#### Work to be completed:
Here are some records. Copy each one exactly.

#### Dataset records:
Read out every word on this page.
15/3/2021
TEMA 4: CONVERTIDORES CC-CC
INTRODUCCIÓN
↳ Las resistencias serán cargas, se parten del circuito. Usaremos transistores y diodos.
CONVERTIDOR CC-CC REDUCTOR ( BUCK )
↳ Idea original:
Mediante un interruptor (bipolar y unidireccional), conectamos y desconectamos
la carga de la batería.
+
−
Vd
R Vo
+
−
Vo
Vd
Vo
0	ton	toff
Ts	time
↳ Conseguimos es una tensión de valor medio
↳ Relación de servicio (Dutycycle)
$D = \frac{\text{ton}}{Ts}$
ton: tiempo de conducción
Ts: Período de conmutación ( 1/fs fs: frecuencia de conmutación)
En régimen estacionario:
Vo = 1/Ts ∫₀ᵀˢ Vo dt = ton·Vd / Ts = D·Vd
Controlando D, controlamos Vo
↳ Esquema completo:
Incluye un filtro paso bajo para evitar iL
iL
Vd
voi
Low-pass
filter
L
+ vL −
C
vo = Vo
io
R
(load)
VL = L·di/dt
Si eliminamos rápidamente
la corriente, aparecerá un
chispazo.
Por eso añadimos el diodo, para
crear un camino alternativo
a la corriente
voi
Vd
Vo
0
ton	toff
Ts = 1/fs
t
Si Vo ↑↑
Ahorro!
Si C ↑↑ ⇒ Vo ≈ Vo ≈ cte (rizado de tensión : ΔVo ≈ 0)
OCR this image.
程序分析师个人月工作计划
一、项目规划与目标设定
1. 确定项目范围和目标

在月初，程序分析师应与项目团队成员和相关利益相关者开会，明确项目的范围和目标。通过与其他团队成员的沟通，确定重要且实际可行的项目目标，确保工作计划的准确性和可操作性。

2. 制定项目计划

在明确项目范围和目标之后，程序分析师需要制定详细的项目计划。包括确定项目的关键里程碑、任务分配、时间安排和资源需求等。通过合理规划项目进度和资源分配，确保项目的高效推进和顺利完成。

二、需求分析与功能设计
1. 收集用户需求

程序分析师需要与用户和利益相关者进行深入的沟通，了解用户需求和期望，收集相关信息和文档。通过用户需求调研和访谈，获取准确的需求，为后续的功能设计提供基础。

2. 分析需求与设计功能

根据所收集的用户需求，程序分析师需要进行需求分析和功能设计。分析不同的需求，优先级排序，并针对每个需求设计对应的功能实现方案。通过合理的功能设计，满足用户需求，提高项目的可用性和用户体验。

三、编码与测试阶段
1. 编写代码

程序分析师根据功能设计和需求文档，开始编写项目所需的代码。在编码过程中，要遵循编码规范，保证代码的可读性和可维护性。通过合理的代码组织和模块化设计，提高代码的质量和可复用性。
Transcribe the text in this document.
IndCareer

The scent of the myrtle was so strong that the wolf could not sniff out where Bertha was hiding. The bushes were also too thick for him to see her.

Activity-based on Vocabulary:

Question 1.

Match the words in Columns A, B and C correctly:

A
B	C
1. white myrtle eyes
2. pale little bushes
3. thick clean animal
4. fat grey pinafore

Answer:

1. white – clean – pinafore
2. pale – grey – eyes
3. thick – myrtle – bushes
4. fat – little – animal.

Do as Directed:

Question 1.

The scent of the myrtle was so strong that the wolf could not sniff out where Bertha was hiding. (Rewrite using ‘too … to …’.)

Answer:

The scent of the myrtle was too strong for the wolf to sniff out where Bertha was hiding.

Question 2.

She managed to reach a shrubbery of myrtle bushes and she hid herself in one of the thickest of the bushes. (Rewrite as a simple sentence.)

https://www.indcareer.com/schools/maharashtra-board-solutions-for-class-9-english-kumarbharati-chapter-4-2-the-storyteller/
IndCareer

#### Output:
Read out every word on this page.
15/3/2021
TEMA 4: CONVERTIDORES CC-CC
INTRODUCCIÓN
↳ Las resistencias serán cargas, se parten del circuito. Usaremos transistores y diodos.
CONVERTIDOR CC-CC REDUCTOR ( BUCK )
↳ Idea original:
Mediante un interruptor (bipolar y unidireccional), conectamos y desconectamos
la carga de la batería.
+
−
Vd
R Vo
+
−
Vo
Vd
Vo
0	ton	toff
Ts	time
↳ Conseguimos es una tensión de valor medio
↳ Relación de servicio (Dutycycle)
$D = \frac{\text{ton}}{Ts}$
ton: tiempo de conducción
Ts: Período de conmutación ( 1/fs fs: frecuencia de conmutación)
En régimen estacionario:
Vo = 1/Ts ∫₀ᵀˢ Vo dt = ton·Vd / Ts = D·Vd
Controlando D, controlamos Vo
↳ Esquema completo:
Incluye un filtro paso bajo para evitar iL
iL
Vd
voi
Low-pass
filter
L
+ vL −
C
vo = Vo
io
R
(load)
VL = L·di/dt
Si eliminamos rápidamente
la corriente, aparecerá un
chispazo.
Por eso añadimos el diodo, para
crear un camino alternativo
a la corriente
voi
Vd
Vo
0
ton	toff
Ts = 1/fs
t
Si Vo ↑↑
Ahorro!
Si C ↑↑ ⇒ Vo ≈ Vo ≈ cte (rizado de tensión : ΔVo ≈ 0)
OCR this image.
程序分析师个人月工作计划
一、项目规划与目标设定
1. 确定项目范围和目标

在月初，程序分析师应与项目团队成员和相关利益相关者开会，明确项目的范围和目标。通过与其他团队成员的沟通，确定重要且实际可行的项目目标，确保工作计划的准确性和可操作性。

2. 制定项目计划

在明确项目范围和目标之后，程序分析师需要制定详细的项目计划。包括确定项目的关键里程碑、任务分配、时间安排和资源需求等。通过合理规划项目进度和资源分配，确保项目的高效推进和顺利完成。

二、需求分析与功能设计
1. 收集用户需求

程序分析师需要与用户和利益相关者进行深入的沟通，了解用户需求和期望，收集相关信息和文档。通过用户需求调研和访谈，获取准确的需求，为后续的功能设计提供基础。

2. 分析需求与设计功能

根据所收集的用户需求，程序分析师需要进行需求分析和功能设计。分析不同的需求，优先级排序，并针对每个需求设计对应的功能实现方案。通过合理的功能设计，满足用户需求，提高项目的可用性和用户体验。

三、编码与测试阶段
1. 编写代码

程序分析师根据功能设计和需求文档，开始编写项目所需的代码。在编码过程中，要遵循编码规范，保证代码的可读性和可维护性。通过合理的代码组织和模块化设计，提高代码的质量和可复用性。
Transcribe the text in this document.
IndCareer

The scent of the myrtle was so strong that the wolf could not sniff out where Bertha was hiding. The bushes were also too thick for him to see her.

Activity-based on Vocabulary:

Question 1.

Match the words in Columns A, B and C correctly:

A
B	C
1. white myrtle eyes
2. pale little bushes
3. thick clean animal
4. fat grey pinafore

Answer:

1. white – clean – pinafore
2. pale – grey – eyes
3. thick – myrtle – bushes
4. fat – little – animal.

Do as Directed:

Question 1.

The scent of the myrtle was so strong that the wolf could not sniff out where Bertha was hiding. (Rewrite using ‘too … to …’.)

Answer:

The scent of the myrtle was too strong for the wolf to sniff out where Bertha was hiding.

Question 2.

She managed to reach a shrubbery of myrtle bushes and she hid herself in one of the thickest of the bushes. (Rewrite as a simple sentence.)

https://www.indcareer.com/schools/maharashtra-board-solutions-for-class-9-english-kumarbharati-chapter-4-2-the-storyteller/
IndCareer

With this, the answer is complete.